- [Brief]
Copy out each line below that has the word "Dinariana" in it.
Begin Data lines
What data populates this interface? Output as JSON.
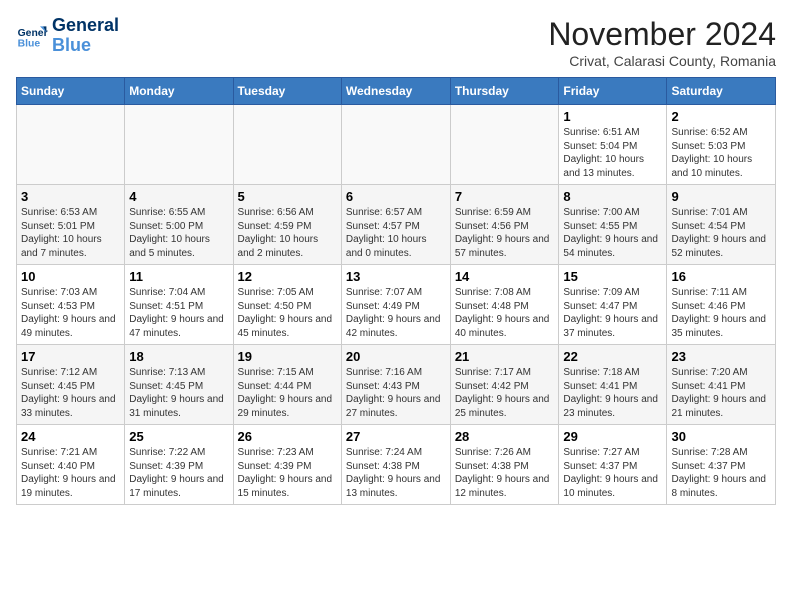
{
  "header": {
    "logo_line1": "General",
    "logo_line2": "Blue",
    "month_title": "November 2024",
    "subtitle": "Crivat, Calarasi County, Romania"
  },
  "days_of_week": [
    "Sunday",
    "Monday",
    "Tuesday",
    "Wednesday",
    "Thursday",
    "Friday",
    "Saturday"
  ],
  "weeks": [
    [
      {
        "day": "",
        "info": ""
      },
      {
        "day": "",
        "info": ""
      },
      {
        "day": "",
        "info": ""
      },
      {
        "day": "",
        "info": ""
      },
      {
        "day": "",
        "info": ""
      },
      {
        "day": "1",
        "info": "Sunrise: 6:51 AM\nSunset: 5:04 PM\nDaylight: 10 hours and 13 minutes."
      },
      {
        "day": "2",
        "info": "Sunrise: 6:52 AM\nSunset: 5:03 PM\nDaylight: 10 hours and 10 minutes."
      }
    ],
    [
      {
        "day": "3",
        "info": "Sunrise: 6:53 AM\nSunset: 5:01 PM\nDaylight: 10 hours and 7 minutes."
      },
      {
        "day": "4",
        "info": "Sunrise: 6:55 AM\nSunset: 5:00 PM\nDaylight: 10 hours and 5 minutes."
      },
      {
        "day": "5",
        "info": "Sunrise: 6:56 AM\nSunset: 4:59 PM\nDaylight: 10 hours and 2 minutes."
      },
      {
        "day": "6",
        "info": "Sunrise: 6:57 AM\nSunset: 4:57 PM\nDaylight: 10 hours and 0 minutes."
      },
      {
        "day": "7",
        "info": "Sunrise: 6:59 AM\nSunset: 4:56 PM\nDaylight: 9 hours and 57 minutes."
      },
      {
        "day": "8",
        "info": "Sunrise: 7:00 AM\nSunset: 4:55 PM\nDaylight: 9 hours and 54 minutes."
      },
      {
        "day": "9",
        "info": "Sunrise: 7:01 AM\nSunset: 4:54 PM\nDaylight: 9 hours and 52 minutes."
      }
    ],
    [
      {
        "day": "10",
        "info": "Sunrise: 7:03 AM\nSunset: 4:53 PM\nDaylight: 9 hours and 49 minutes."
      },
      {
        "day": "11",
        "info": "Sunrise: 7:04 AM\nSunset: 4:51 PM\nDaylight: 9 hours and 47 minutes."
      },
      {
        "day": "12",
        "info": "Sunrise: 7:05 AM\nSunset: 4:50 PM\nDaylight: 9 hours and 45 minutes."
      },
      {
        "day": "13",
        "info": "Sunrise: 7:07 AM\nSunset: 4:49 PM\nDaylight: 9 hours and 42 minutes."
      },
      {
        "day": "14",
        "info": "Sunrise: 7:08 AM\nSunset: 4:48 PM\nDaylight: 9 hours and 40 minutes."
      },
      {
        "day": "15",
        "info": "Sunrise: 7:09 AM\nSunset: 4:47 PM\nDaylight: 9 hours and 37 minutes."
      },
      {
        "day": "16",
        "info": "Sunrise: 7:11 AM\nSunset: 4:46 PM\nDaylight: 9 hours and 35 minutes."
      }
    ],
    [
      {
        "day": "17",
        "info": "Sunrise: 7:12 AM\nSunset: 4:45 PM\nDaylight: 9 hours and 33 minutes."
      },
      {
        "day": "18",
        "info": "Sunrise: 7:13 AM\nSunset: 4:45 PM\nDaylight: 9 hours and 31 minutes."
      },
      {
        "day": "19",
        "info": "Sunrise: 7:15 AM\nSunset: 4:44 PM\nDaylight: 9 hours and 29 minutes."
      },
      {
        "day": "20",
        "info": "Sunrise: 7:16 AM\nSunset: 4:43 PM\nDaylight: 9 hours and 27 minutes."
      },
      {
        "day": "21",
        "info": "Sunrise: 7:17 AM\nSunset: 4:42 PM\nDaylight: 9 hours and 25 minutes."
      },
      {
        "day": "22",
        "info": "Sunrise: 7:18 AM\nSunset: 4:41 PM\nDaylight: 9 hours and 23 minutes."
      },
      {
        "day": "23",
        "info": "Sunrise: 7:20 AM\nSunset: 4:41 PM\nDaylight: 9 hours and 21 minutes."
      }
    ],
    [
      {
        "day": "24",
        "info": "Sunrise: 7:21 AM\nSunset: 4:40 PM\nDaylight: 9 hours and 19 minutes."
      },
      {
        "day": "25",
        "info": "Sunrise: 7:22 AM\nSunset: 4:39 PM\nDaylight: 9 hours and 17 minutes."
      },
      {
        "day": "26",
        "info": "Sunrise: 7:23 AM\nSunset: 4:39 PM\nDaylight: 9 hours and 15 minutes."
      },
      {
        "day": "27",
        "info": "Sunrise: 7:24 AM\nSunset: 4:38 PM\nDaylight: 9 hours and 13 minutes."
      },
      {
        "day": "28",
        "info": "Sunrise: 7:26 AM\nSunset: 4:38 PM\nDaylight: 9 hours and 12 minutes."
      },
      {
        "day": "29",
        "info": "Sunrise: 7:27 AM\nSunset: 4:37 PM\nDaylight: 9 hours and 10 minutes."
      },
      {
        "day": "30",
        "info": "Sunrise: 7:28 AM\nSunset: 4:37 PM\nDaylight: 9 hours and 8 minutes."
      }
    ]
  ]
}
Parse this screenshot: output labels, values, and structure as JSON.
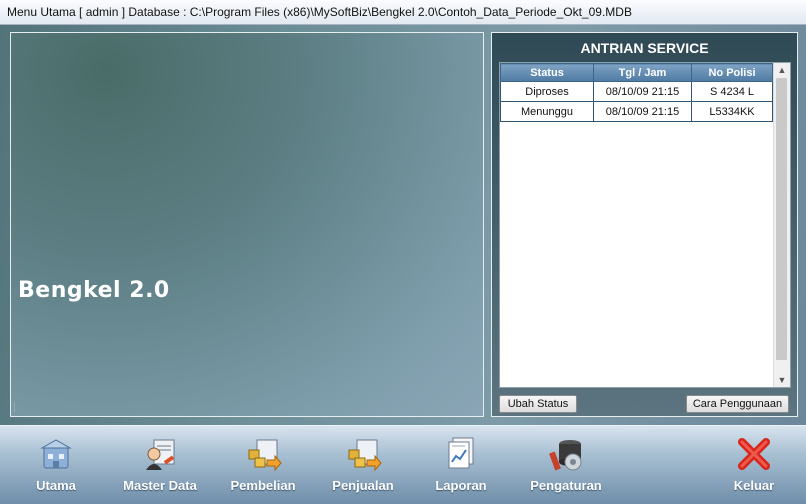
{
  "window": {
    "title": "Menu Utama [ admin ] Database : C:\\Program Files (x86)\\MySoftBiz\\Bengkel 2.0\\Contoh_Data_Periode_Okt_09.MDB"
  },
  "hero": {
    "app_name": "Bengkel 2.0"
  },
  "queue": {
    "title": "ANTRIAN SERVICE",
    "columns": [
      "Status",
      "Tgl / Jam",
      "No Polisi"
    ],
    "rows": [
      [
        "Diproses",
        "08/10/09 21:15",
        "S 4234 L"
      ],
      [
        "Menunggu",
        "08/10/09 21:15",
        "L5334KK"
      ]
    ],
    "change_status_label": "Ubah Status",
    "help_label": "Cara Penggunaan"
  },
  "toolbar": {
    "items": [
      {
        "label": "Utama",
        "icon": "home-building-icon"
      },
      {
        "label": "Master Data",
        "icon": "master-data-icon"
      },
      {
        "label": "Pembelian",
        "icon": "purchase-icon"
      },
      {
        "label": "Penjualan",
        "icon": "sales-icon"
      },
      {
        "label": "Laporan",
        "icon": "report-icon"
      },
      {
        "label": "Pengaturan",
        "icon": "settings-icon"
      },
      {
        "label": "Keluar",
        "icon": "exit-icon"
      }
    ]
  },
  "colors": {
    "accent": "#4f7aa3",
    "exit": "#d9261c"
  }
}
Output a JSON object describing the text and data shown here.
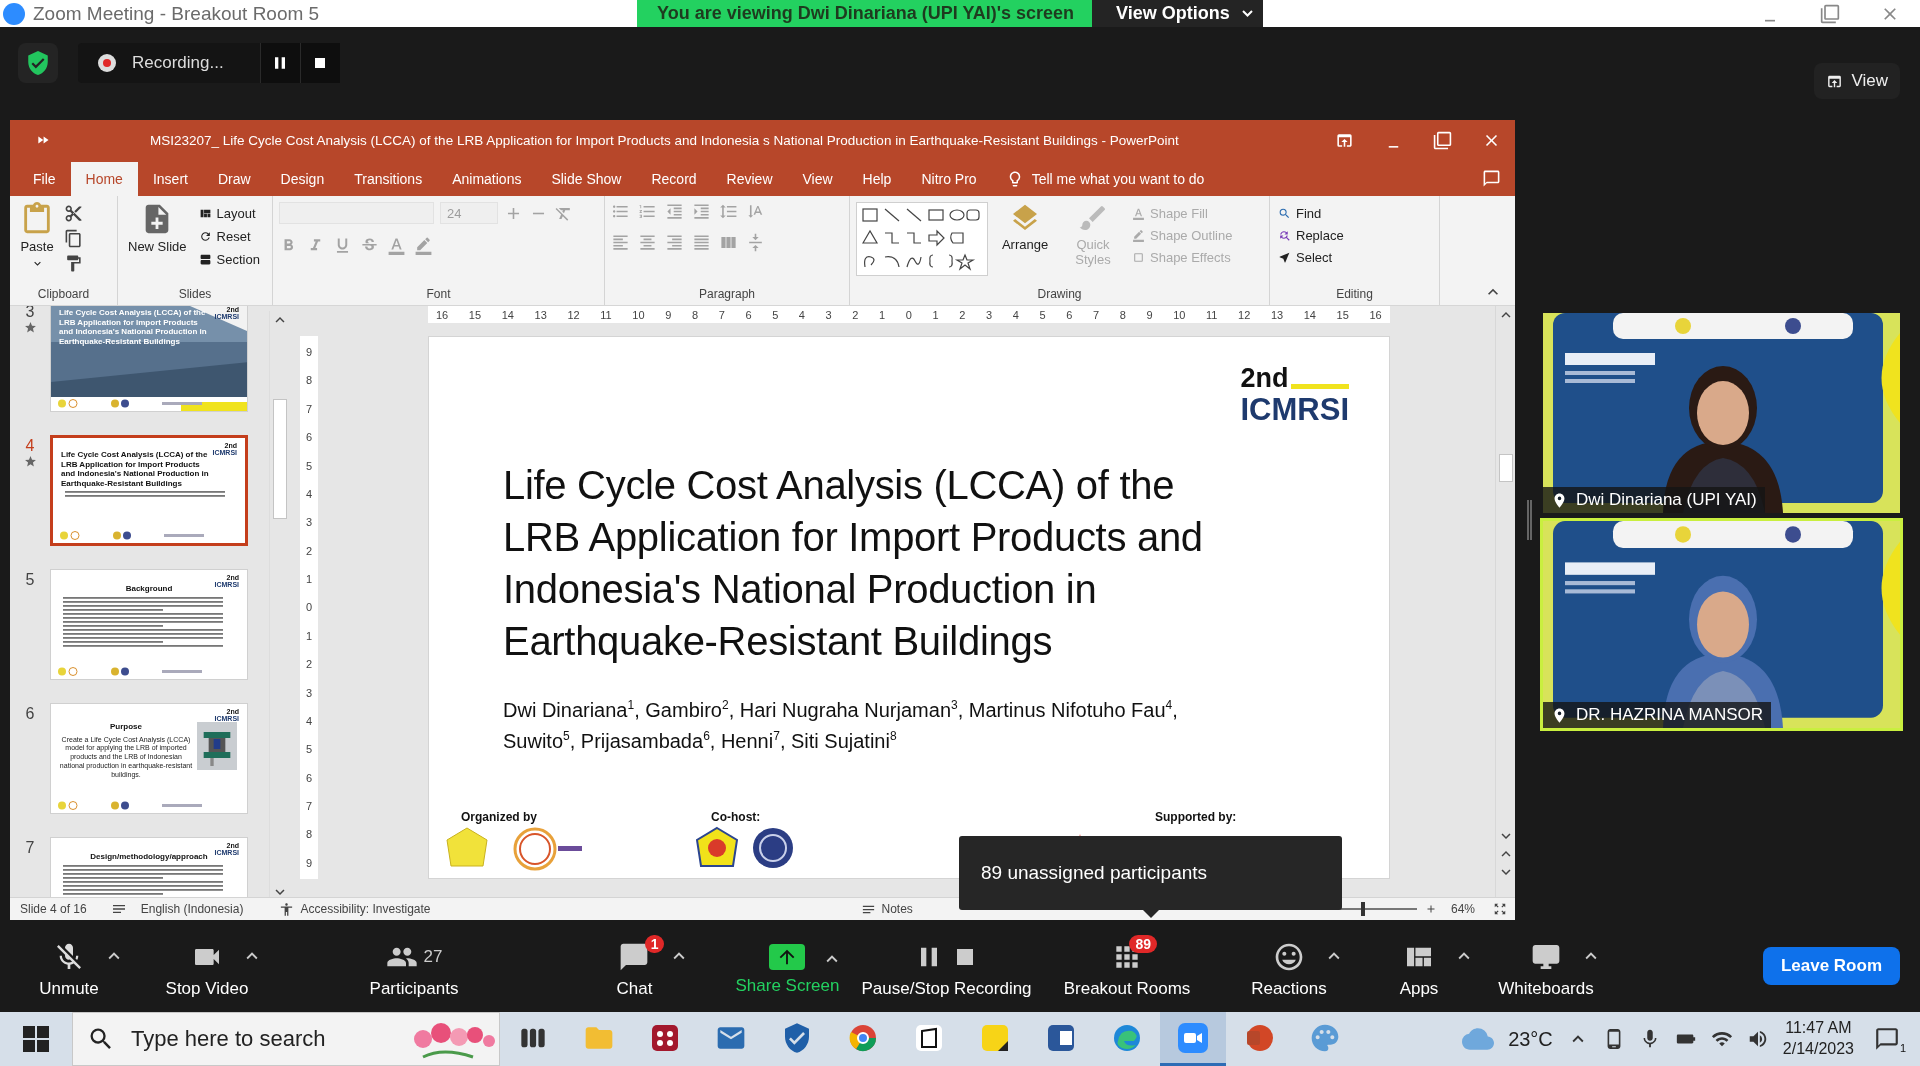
{
  "zoom_window": {
    "title": "Zoom Meeting - Breakout Room 5"
  },
  "share_banner": {
    "text": "You are viewing Dwi Dinariana (UPI YAI)'s screen",
    "button": "View Options"
  },
  "recording": {
    "label": "Recording..."
  },
  "view_button": {
    "label": "View"
  },
  "powerpoint": {
    "title": "MSI23207_ Life Cycle Cost Analysis (LCCA) of the LRB Application for Import Products and Indonesia s National Production in Earthquake-Resistant Buildings - PowerPoint",
    "tabs": [
      {
        "label": "File",
        "selected": false
      },
      {
        "label": "Home",
        "selected": true
      },
      {
        "label": "Insert",
        "selected": false
      },
      {
        "label": "Draw",
        "selected": false
      },
      {
        "label": "Design",
        "selected": false
      },
      {
        "label": "Transitions",
        "selected": false
      },
      {
        "label": "Animations",
        "selected": false
      },
      {
        "label": "Slide Show",
        "selected": false
      },
      {
        "label": "Record",
        "selected": false
      },
      {
        "label": "Review",
        "selected": false
      },
      {
        "label": "View",
        "selected": false
      },
      {
        "label": "Help",
        "selected": false
      },
      {
        "label": "Nitro Pro",
        "selected": false
      }
    ],
    "tell_me": "Tell me what you want to do",
    "ribbon": [
      {
        "kind": "clipboard",
        "label": "Clipboard",
        "paste": "Paste"
      },
      {
        "kind": "slides",
        "label": "Slides",
        "new_slide": "New Slide",
        "items": [
          "Layout",
          "Reset",
          "Section"
        ]
      },
      {
        "kind": "font",
        "label": "Font",
        "size": "24",
        "disabled": true
      },
      {
        "kind": "paragraph",
        "label": "Paragraph",
        "disabled": true
      },
      {
        "kind": "drawing",
        "label": "Drawing",
        "large": [
          {
            "label": "Arrange",
            "disabled": false
          },
          {
            "label": "Quick Styles",
            "disabled": true
          }
        ],
        "items": [
          {
            "label": "Shape Fill",
            "disabled": true
          },
          {
            "label": "Shape Outline",
            "disabled": true
          },
          {
            "label": "Shape Effects",
            "disabled": true
          }
        ]
      },
      {
        "kind": "editing",
        "label": "Editing",
        "items": [
          "Find",
          "Replace",
          "Select"
        ]
      }
    ],
    "thumbnails": [
      {
        "number": "3",
        "starred": true,
        "selected": false,
        "kind": "photo-title",
        "logo_top": "2nd",
        "logo_bottom": "ICMRSI",
        "title": "Life Cycle Cost Analysis (LCCA) of the LRB Application for Import Products and Indonesia's National Production in Earthquake-Resistant Buildings"
      },
      {
        "number": "4",
        "starred": true,
        "selected": true,
        "kind": "title",
        "logo_top": "2nd",
        "logo_bottom": "ICMRSI",
        "title": "Life Cycle Cost Analysis (LCCA) of the LRB Application for Import Products and Indonesia's National Production in Earthquake-Resistant Buildings"
      },
      {
        "number": "5",
        "starred": false,
        "selected": false,
        "kind": "content",
        "logo_top": "2nd",
        "logo_bottom": "ICMRSI",
        "title": "Background"
      },
      {
        "number": "6",
        "starred": false,
        "selected": false,
        "kind": "purpose",
        "logo_top": "2nd",
        "logo_bottom": "ICMRSI",
        "title": "Purpose",
        "body": "Create a Life Cycle Cost Analysis (LCCA) model for applying the LRB of imported products and the LRB of Indonesian national production in earthquake-resistant buildings."
      },
      {
        "number": "7",
        "starred": false,
        "selected": false,
        "kind": "content",
        "logo_top": "2nd",
        "logo_bottom": "ICMRSI",
        "title": "Design/methodology/approach"
      }
    ],
    "ruler_h": [
      "16",
      "15",
      "14",
      "13",
      "12",
      "11",
      "10",
      "9",
      "8",
      "7",
      "6",
      "5",
      "4",
      "3",
      "2",
      "1",
      "0",
      "1",
      "2",
      "3",
      "4",
      "5",
      "6",
      "7",
      "8",
      "9",
      "10",
      "11",
      "12",
      "13",
      "14",
      "15",
      "16"
    ],
    "ruler_v": [
      "9",
      "8",
      "7",
      "6",
      "5",
      "4",
      "3",
      "2",
      "1",
      "0",
      "1",
      "2",
      "3",
      "4",
      "5",
      "6",
      "7",
      "8",
      "9"
    ],
    "slide": {
      "logo_top": "2nd",
      "logo_bottom": "ICMRSI",
      "title_lines": [
        "Life Cycle Cost Analysis (LCCA) of the",
        "LRB Application for Import Products and",
        "Indonesia's National Production in",
        "Earthquake-Resistant Buildings"
      ],
      "author_lines": [
        "Dwi Dinariana$^{1}$, Gambiro$^{2}$, Hari Nugraha Nurjaman$^{3}$, Martinus Nifotuho Fau$^{4}$,",
        "Suwito$^{5}$, Prijasambada$^{6}$, Henni$^{7}$, Siti Sujatini$^{8}$"
      ],
      "footer": [
        {
          "label": "Organized by"
        },
        {
          "label": "Co-host:"
        },
        {
          "label": "Supported by:"
        }
      ]
    },
    "status_bar": {
      "slide": "Slide 4 of 16",
      "language": "English (Indonesia)",
      "accessibility": "Accessibility: Investigate",
      "notes": "Notes",
      "zoom": "64%",
      "zoom_slider": {
        "level": 0.3
      }
    }
  },
  "videos": [
    {
      "name": "Dwi Dinariana (UPI YAI)",
      "speaking": false
    },
    {
      "name": "DR. HAZRINA MANSOR",
      "speaking": true
    }
  ],
  "tooltip": "89 unassigned participants",
  "toolbar": [
    {
      "kind": "mic",
      "label": "Unmute",
      "caret": true
    },
    {
      "kind": "video",
      "label": "Stop Video",
      "caret": true
    },
    {
      "kind": "participants",
      "label": "Participants",
      "count": "27",
      "caret": false
    },
    {
      "kind": "chat",
      "label": "Chat",
      "badge": "1",
      "caret": true
    },
    {
      "kind": "share",
      "label": "Share Screen",
      "caret": true
    },
    {
      "kind": "record",
      "label": "Pause/Stop Recording",
      "caret": false
    },
    {
      "kind": "breakout",
      "label": "Breakout Rooms",
      "badge": "89",
      "caret": false
    },
    {
      "kind": "reactions",
      "label": "Reactions",
      "caret": true
    },
    {
      "kind": "apps",
      "label": "Apps",
      "caret": true
    },
    {
      "kind": "whiteboard",
      "label": "Whiteboards",
      "caret": true
    }
  ],
  "leave_button": "Leave Room",
  "taskbar": {
    "search_placeholder": "Type here to search",
    "apps": [
      {
        "kind": "task-view",
        "active": false
      },
      {
        "kind": "folder",
        "active": false
      },
      {
        "kind": "dots",
        "active": false
      },
      {
        "kind": "envelope",
        "active": false
      },
      {
        "kind": "shield",
        "active": false
      },
      {
        "kind": "round",
        "active": false
      },
      {
        "kind": "cube",
        "active": false
      },
      {
        "kind": "note",
        "active": false
      },
      {
        "kind": "document",
        "active": false
      },
      {
        "kind": "swirl",
        "active": false
      },
      {
        "kind": "camera",
        "active": true
      },
      {
        "kind": "slides",
        "active": false
      },
      {
        "kind": "palette",
        "active": false
      }
    ],
    "temperature": "23°C",
    "time": "11:47 AM",
    "date": "2/14/2023",
    "notifications": "1"
  }
}
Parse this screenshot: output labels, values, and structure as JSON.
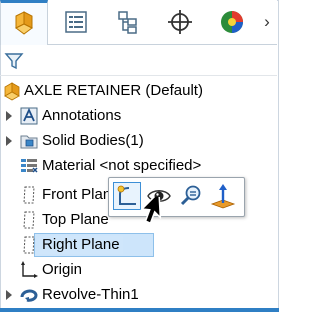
{
  "tabs": [
    {
      "name": "FeatureManager Design Tree",
      "icon": "feature-manager-icon",
      "active": true
    },
    {
      "name": "PropertyManager",
      "icon": "property-manager-icon",
      "active": false
    },
    {
      "name": "ConfigurationManager",
      "icon": "configuration-manager-icon",
      "active": false
    },
    {
      "name": "DimXpertManager",
      "icon": "dimxpert-icon",
      "active": false
    },
    {
      "name": "DisplayManager",
      "icon": "display-manager-icon",
      "active": false
    }
  ],
  "tab_more_glyph": "›",
  "filter_icon": "filter-icon",
  "tree": {
    "root": "AXLE RETAINER  (Default)",
    "items": {
      "annotations": "Annotations",
      "solid_bodies": "Solid Bodies(1)",
      "material": "Material <not specified>",
      "front_plane": "Front Plane",
      "top_plane": "Top Plane",
      "right_plane": "Right Plane",
      "origin": "Origin",
      "revolve": "Revolve-Thin1"
    }
  },
  "context_toolbar": {
    "buttons": [
      "sketch-icon",
      "show-icon",
      "zoom-to-selection-icon",
      "normal-to-icon"
    ]
  },
  "colors": {
    "accent": "#2f7fc4",
    "selection_fill": "#cde5fb",
    "selection_border": "#8ec0ea",
    "part_icon": "#f0a020"
  }
}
End Data lines
- [Complete output]
    "text": "You are viewing Dwi Dinariana (UPI YAI)'s screen",
        "Dwi Dinariana$^{1}$, Gambiro$^{2}$, Hari Nugraha Nurjaman$^{3}$, Martinus Nifotuho Fau$^{4}$,",
      "name": "Dwi Dinariana (UPI YAI)",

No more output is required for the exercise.